**TASK TO CARRY OUT**
Every entry below has to appear again in your reply, word for word, but no picture may.

**PROVIDED ENTRIES**
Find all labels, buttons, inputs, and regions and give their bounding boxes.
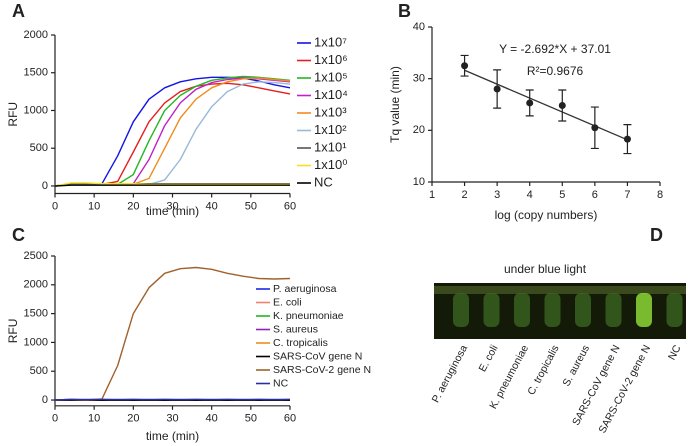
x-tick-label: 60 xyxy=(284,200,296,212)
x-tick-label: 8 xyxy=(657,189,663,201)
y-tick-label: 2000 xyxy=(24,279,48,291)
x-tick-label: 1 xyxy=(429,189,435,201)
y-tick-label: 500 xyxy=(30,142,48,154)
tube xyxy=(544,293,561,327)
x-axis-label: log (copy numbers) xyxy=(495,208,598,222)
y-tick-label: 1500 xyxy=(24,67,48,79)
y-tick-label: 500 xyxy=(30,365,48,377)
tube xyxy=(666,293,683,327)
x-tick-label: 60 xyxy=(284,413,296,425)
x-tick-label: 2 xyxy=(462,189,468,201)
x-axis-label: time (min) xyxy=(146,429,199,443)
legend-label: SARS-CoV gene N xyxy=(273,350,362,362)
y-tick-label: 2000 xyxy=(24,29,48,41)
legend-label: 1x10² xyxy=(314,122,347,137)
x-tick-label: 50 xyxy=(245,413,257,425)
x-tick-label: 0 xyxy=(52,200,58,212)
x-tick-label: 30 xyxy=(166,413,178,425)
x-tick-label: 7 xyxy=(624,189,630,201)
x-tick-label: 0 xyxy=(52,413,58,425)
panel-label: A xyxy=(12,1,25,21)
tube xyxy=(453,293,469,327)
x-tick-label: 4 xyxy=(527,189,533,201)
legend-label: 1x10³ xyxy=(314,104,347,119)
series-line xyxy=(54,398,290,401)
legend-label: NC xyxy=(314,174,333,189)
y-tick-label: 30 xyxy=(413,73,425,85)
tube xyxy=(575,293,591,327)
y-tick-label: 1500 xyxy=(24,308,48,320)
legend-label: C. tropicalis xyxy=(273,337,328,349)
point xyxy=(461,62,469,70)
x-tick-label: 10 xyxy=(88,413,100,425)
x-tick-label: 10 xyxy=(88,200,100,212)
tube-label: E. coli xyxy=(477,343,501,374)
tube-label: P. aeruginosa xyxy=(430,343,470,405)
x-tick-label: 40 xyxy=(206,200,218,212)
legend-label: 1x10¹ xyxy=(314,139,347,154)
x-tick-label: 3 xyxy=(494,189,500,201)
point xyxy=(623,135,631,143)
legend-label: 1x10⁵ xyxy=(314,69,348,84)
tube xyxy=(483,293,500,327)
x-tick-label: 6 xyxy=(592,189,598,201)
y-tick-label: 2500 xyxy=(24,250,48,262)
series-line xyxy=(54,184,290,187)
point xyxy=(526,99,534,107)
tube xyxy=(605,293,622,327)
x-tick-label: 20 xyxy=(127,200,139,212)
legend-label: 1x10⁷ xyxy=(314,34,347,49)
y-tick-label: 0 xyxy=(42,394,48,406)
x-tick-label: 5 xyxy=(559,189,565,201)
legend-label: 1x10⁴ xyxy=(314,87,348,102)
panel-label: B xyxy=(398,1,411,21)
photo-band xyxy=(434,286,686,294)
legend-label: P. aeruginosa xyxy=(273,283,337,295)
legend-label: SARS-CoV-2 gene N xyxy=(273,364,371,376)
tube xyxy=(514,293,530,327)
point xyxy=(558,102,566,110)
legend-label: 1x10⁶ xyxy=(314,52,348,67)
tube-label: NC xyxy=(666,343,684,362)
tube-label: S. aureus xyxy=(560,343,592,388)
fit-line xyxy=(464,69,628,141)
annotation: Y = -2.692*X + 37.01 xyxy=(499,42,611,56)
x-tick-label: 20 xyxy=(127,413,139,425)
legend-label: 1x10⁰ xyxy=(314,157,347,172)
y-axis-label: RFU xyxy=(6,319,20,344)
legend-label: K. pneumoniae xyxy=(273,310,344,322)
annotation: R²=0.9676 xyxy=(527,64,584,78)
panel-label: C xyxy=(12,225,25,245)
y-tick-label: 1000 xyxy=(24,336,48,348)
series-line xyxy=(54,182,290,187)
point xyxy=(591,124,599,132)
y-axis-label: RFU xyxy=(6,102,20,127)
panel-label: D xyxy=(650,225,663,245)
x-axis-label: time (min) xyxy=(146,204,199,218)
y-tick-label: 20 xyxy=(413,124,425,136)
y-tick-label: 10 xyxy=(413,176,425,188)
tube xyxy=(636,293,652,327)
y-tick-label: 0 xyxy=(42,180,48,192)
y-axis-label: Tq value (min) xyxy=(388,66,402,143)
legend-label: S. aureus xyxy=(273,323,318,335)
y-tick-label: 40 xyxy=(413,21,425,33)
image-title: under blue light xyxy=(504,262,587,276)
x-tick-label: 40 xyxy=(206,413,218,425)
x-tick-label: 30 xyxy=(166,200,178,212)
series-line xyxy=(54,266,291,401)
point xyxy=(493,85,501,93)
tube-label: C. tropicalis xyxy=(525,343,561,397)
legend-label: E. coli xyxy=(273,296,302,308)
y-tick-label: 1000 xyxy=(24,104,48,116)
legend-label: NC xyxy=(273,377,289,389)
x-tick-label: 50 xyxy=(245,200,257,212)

**ANSWER BOX**
Find all labels, buttons, inputs, and regions and give their bounding boxes.
x-tick-label: 60 xyxy=(284,200,296,212)
x-tick-label: 8 xyxy=(657,189,663,201)
y-tick-label: 2000 xyxy=(24,279,48,291)
x-tick-label: 1 xyxy=(429,189,435,201)
y-tick-label: 500 xyxy=(30,142,48,154)
tube xyxy=(544,293,561,327)
x-axis-label: log (copy numbers) xyxy=(495,208,598,222)
y-tick-label: 1500 xyxy=(24,67,48,79)
y-tick-label: 500 xyxy=(30,365,48,377)
tube xyxy=(666,293,683,327)
x-tick-label: 60 xyxy=(284,413,296,425)
x-tick-label: 2 xyxy=(462,189,468,201)
x-axis-label: time (min) xyxy=(146,429,199,443)
legend-label: SARS-CoV gene N xyxy=(273,350,362,362)
y-tick-label: 2000 xyxy=(24,29,48,41)
legend-label: 1x10² xyxy=(314,122,347,137)
x-tick-label: 50 xyxy=(245,413,257,425)
x-tick-label: 0 xyxy=(52,200,58,212)
x-tick-label: 30 xyxy=(166,413,178,425)
x-tick-label: 7 xyxy=(624,189,630,201)
x-tick-label: 0 xyxy=(52,413,58,425)
panel-label: A xyxy=(12,1,25,21)
tube xyxy=(453,293,469,327)
x-tick-label: 4 xyxy=(527,189,533,201)
legend-label: 1x10³ xyxy=(314,104,347,119)
series-line xyxy=(54,398,290,401)
legend-label: NC xyxy=(314,174,333,189)
y-tick-label: 30 xyxy=(413,73,425,85)
tube xyxy=(575,293,591,327)
y-tick-label: 1500 xyxy=(24,308,48,320)
legend-label: C. tropicalis xyxy=(273,337,328,349)
point xyxy=(461,62,469,70)
x-tick-label: 10 xyxy=(88,413,100,425)
x-tick-label: 10 xyxy=(88,200,100,212)
tube-label: E. coli xyxy=(477,343,501,374)
tube-label: P. aeruginosa xyxy=(430,343,470,405)
x-tick-label: 40 xyxy=(206,200,218,212)
legend-label: 1x10¹ xyxy=(314,139,347,154)
x-tick-label: 3 xyxy=(494,189,500,201)
point xyxy=(623,135,631,143)
legend-label: 1x10⁵ xyxy=(314,69,348,84)
tube xyxy=(483,293,500,327)
x-tick-label: 6 xyxy=(592,189,598,201)
y-tick-label: 2500 xyxy=(24,250,48,262)
series-line xyxy=(54,184,290,187)
point xyxy=(526,99,534,107)
tube xyxy=(605,293,622,327)
x-tick-label: 20 xyxy=(127,200,139,212)
legend-label: 1x10⁷ xyxy=(314,34,347,49)
y-tick-label: 0 xyxy=(42,394,48,406)
x-tick-label: 5 xyxy=(559,189,565,201)
legend-label: 1x10⁴ xyxy=(314,87,348,102)
panel-label: B xyxy=(398,1,411,21)
photo-band xyxy=(434,286,686,294)
legend-label: P. aeruginosa xyxy=(273,283,337,295)
legend-label: SARS-CoV-2 gene N xyxy=(273,364,371,376)
tube xyxy=(514,293,530,327)
point xyxy=(558,102,566,110)
legend-label: 1x10⁶ xyxy=(314,52,348,67)
tube-label: NC xyxy=(666,343,684,362)
tube-label: S. aureus xyxy=(560,343,592,388)
fit-line xyxy=(464,69,628,141)
annotation: Y = -2.692*X + 37.01 xyxy=(499,42,611,56)
x-tick-label: 20 xyxy=(127,413,139,425)
legend-label: 1x10⁰ xyxy=(314,157,347,172)
y-axis-label: RFU xyxy=(6,319,20,344)
legend-label: K. pneumoniae xyxy=(273,310,344,322)
annotation: R²=0.9676 xyxy=(527,64,584,78)
panel-label: C xyxy=(12,225,25,245)
y-tick-label: 1000 xyxy=(24,336,48,348)
series-line xyxy=(54,182,290,187)
point xyxy=(591,124,599,132)
y-axis-label: RFU xyxy=(6,102,20,127)
panel-label: D xyxy=(650,225,663,245)
x-axis-label: time (min) xyxy=(146,204,199,218)
y-tick-label: 20 xyxy=(413,124,425,136)
y-tick-label: 10 xyxy=(413,176,425,188)
tube xyxy=(636,293,652,327)
y-tick-label: 0 xyxy=(42,180,48,192)
y-axis-label: Tq value (min) xyxy=(388,66,402,143)
legend-label: S. aureus xyxy=(273,323,318,335)
y-tick-label: 40 xyxy=(413,21,425,33)
image-title: under blue light xyxy=(504,262,587,276)
x-tick-label: 40 xyxy=(206,413,218,425)
x-tick-label: 30 xyxy=(166,200,178,212)
series-line xyxy=(54,266,291,401)
point xyxy=(493,85,501,93)
tube-label: C. tropicalis xyxy=(525,343,561,397)
legend-label: E. coli xyxy=(273,296,302,308)
y-tick-label: 1000 xyxy=(24,104,48,116)
legend-label: NC xyxy=(273,377,289,389)
x-tick-label: 50 xyxy=(245,200,257,212)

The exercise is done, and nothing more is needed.